◆ **Text block**:
┌──

I called the golf course and asked the person who answered the phone if he would have Guy Perkins to call me when he could. I never indicated there was an emergency. What I intended to happen but didn't communicate very well was for Guy to call me when he came back to the clubhouse and before he left for home.
The person with whom I spoke took my message to mean he needed to call home right away. He took it to mean there was an emergency, so he jumped on his golf cart and rushed to find Guy. Across the course he came, according to Guy, as if his cart was driving him, headed for the foursome. "Guy," he said in a very anxious tone, "you need to call home."
Naturally, Guy and the others thought something dreadful had happened. They each offered to go with him to make the call just in case there was bad news. Rather than taking the golf cart the players had rented, Guy jumped on with the man from the clubhouse, and off they went, leaving the others to speculate what might be wrong. He described how his heart was racing, thinking something had happened to the children or someone else. "I expected the worst. Carol wouldn't have called unless something was wrong," he said he told the driver.
The anticipation was high as he dialed the number (long before cell phones) and waited for my voice. "What's wrong," he said as soon as I answered the phone. "Wrong?" I asked. "Nothing is wrong."
"What do you mean nothing is wrong?" he said, sounding disappointed. "Why did you call me?" I assured him that I didn't expect him to leave his game and call me immediately. By then, I hated to tell him the reason for the call, but I had no choice. I continued, "Well, what I wanted was for you to stop by the fruit stand and bring me some bananas. I want to make banana pudding." He was flabbergasted. "You called me off the golf course for bananas?" I guess that is exactly what I did, but it wasn't my fault!
When he returned to the greens and had to tell the other fellows why I had called, they never let him live it down. After every game for weeks, they asked if he needed to get bananas. Of all the things I have done, he says that this incident stands out as one of the most frightening moments he has experienced and the most ridiculous. By the way, Guy hates banana pudding!

└──

◆ **To-do list**:
(1) List every quoted sentence in the golf course story that ends with a question mark.
(2) Return everything in the golf course story from "I called the" down to "left for home.".

◆ **Data**:

┌──

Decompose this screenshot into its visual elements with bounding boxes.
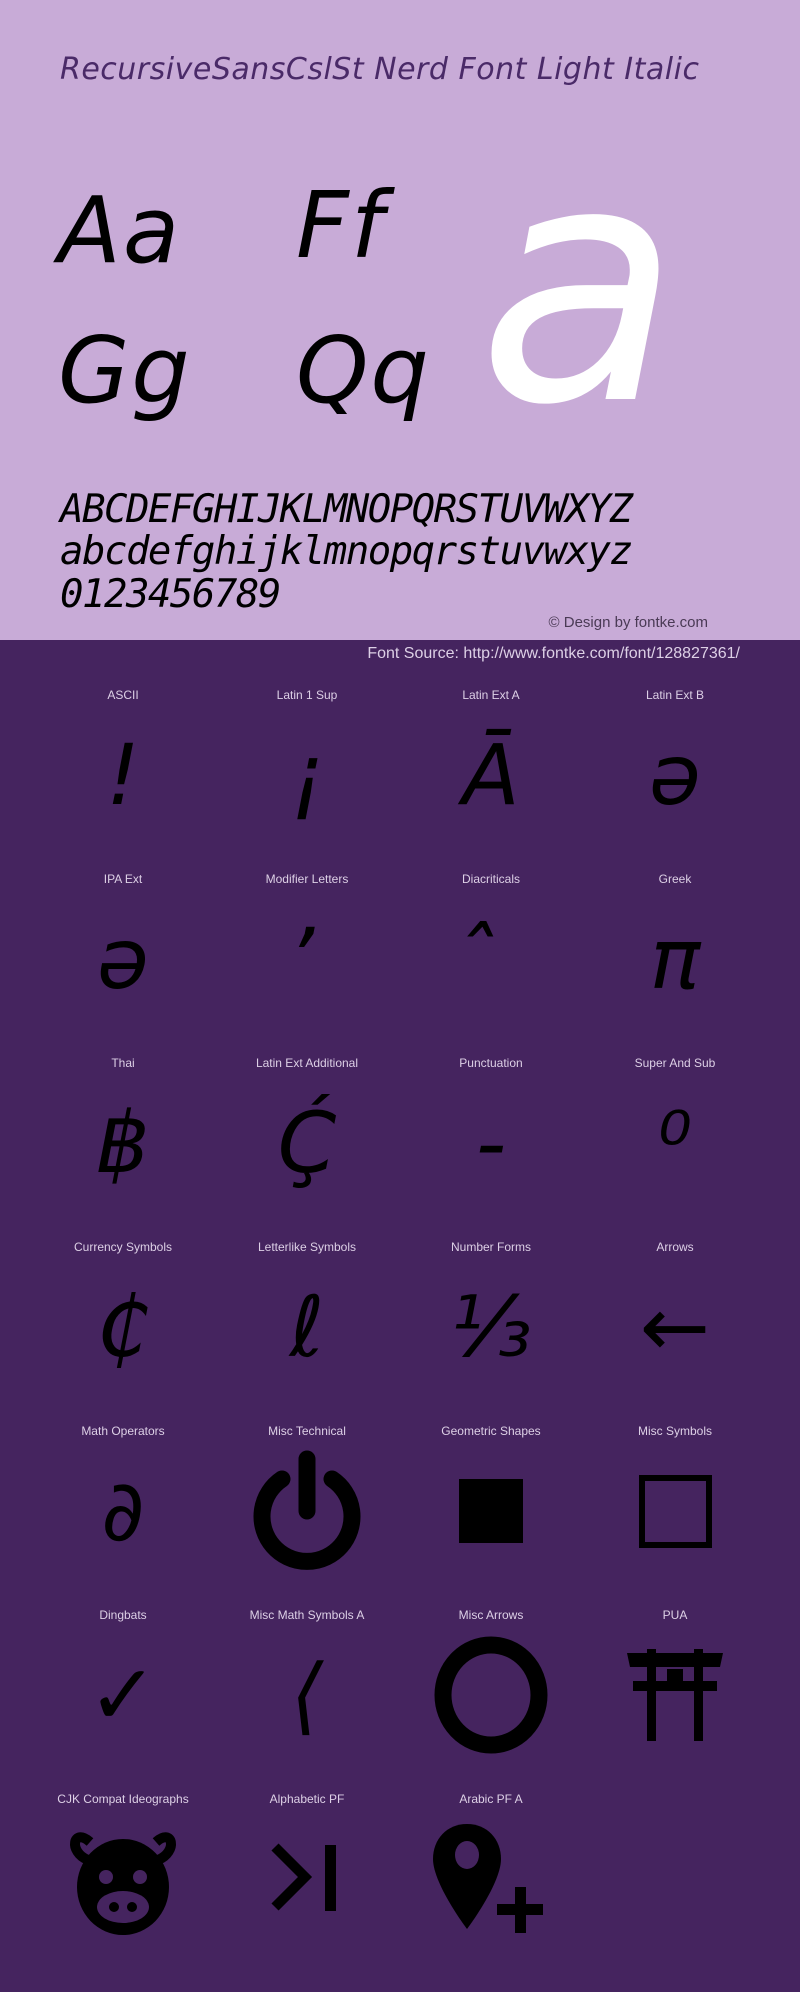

└──

◆ **Problem solutions**:
(1)
"Wrong?"
"What do you mean nothing is wrong?"
"Why did you call me?"
"You called me off the golf course for bananas?"

(2)
I called the golf course and asked the person who answered the phone if he would have Guy Perkins to call me when he could. I never indicated there was an emergency. What I intended to happen but didn't communicate very well was for Guy to call me when he came back to the clubhouse and before he left for home.